__Problem statement__
Check each line of the listing below for the string "NAMM", and copy the ones that have it.
============
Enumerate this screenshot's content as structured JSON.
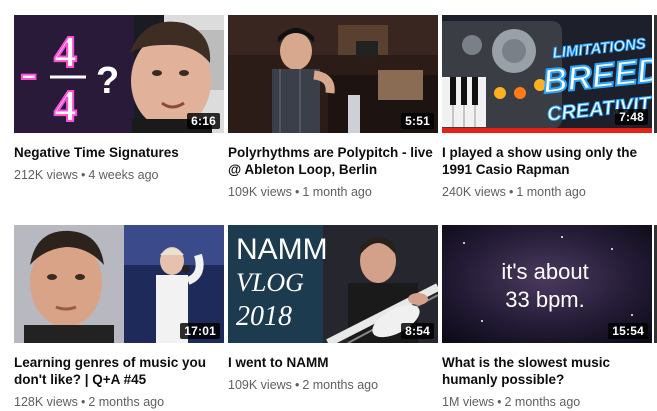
{
  "videos": [
    {
      "title": "Negative Time Signatures",
      "views": "212K views",
      "age": "4 weeks ago",
      "duration": "6:16",
      "thumb_text": "-4/4 ?"
    },
    {
      "title": "Polyrhythms are Polypitch - live @ Ableton Loop, Berlin",
      "views": "109K views",
      "age": "1 month ago",
      "duration": "5:51"
    },
    {
      "title": "I played a show using only the 1991 Casio Rapman",
      "views": "240K views",
      "age": "1 month ago",
      "duration": "7:48",
      "thumb_text": "LIMITATIONS BREED CREATIVITY"
    },
    {
      "title": "Learning genres of music you don't like? | Q+A #45",
      "views": "128K views",
      "age": "2 months ago",
      "duration": "17:01"
    },
    {
      "title": "I went to NAMM",
      "views": "109K views",
      "age": "2 months ago",
      "duration": "8:54",
      "thumb_text": "NAMM VLOG 2018"
    },
    {
      "title": "What is the slowest music humanly possible?",
      "views": "1M views",
      "age": "2 months ago",
      "duration": "15:54",
      "thumb_text": "it's about 33 bpm."
    }
  ],
  "meta_separator": "•",
  "colors": {
    "duration_bg": "#000000",
    "title": "#0d0d0d",
    "meta": "#606060",
    "progress": "#e62117"
  }
}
============
__Answer__
      "title": "I went to NAMM",
      "thumb_text": "NAMM VLOG 2018"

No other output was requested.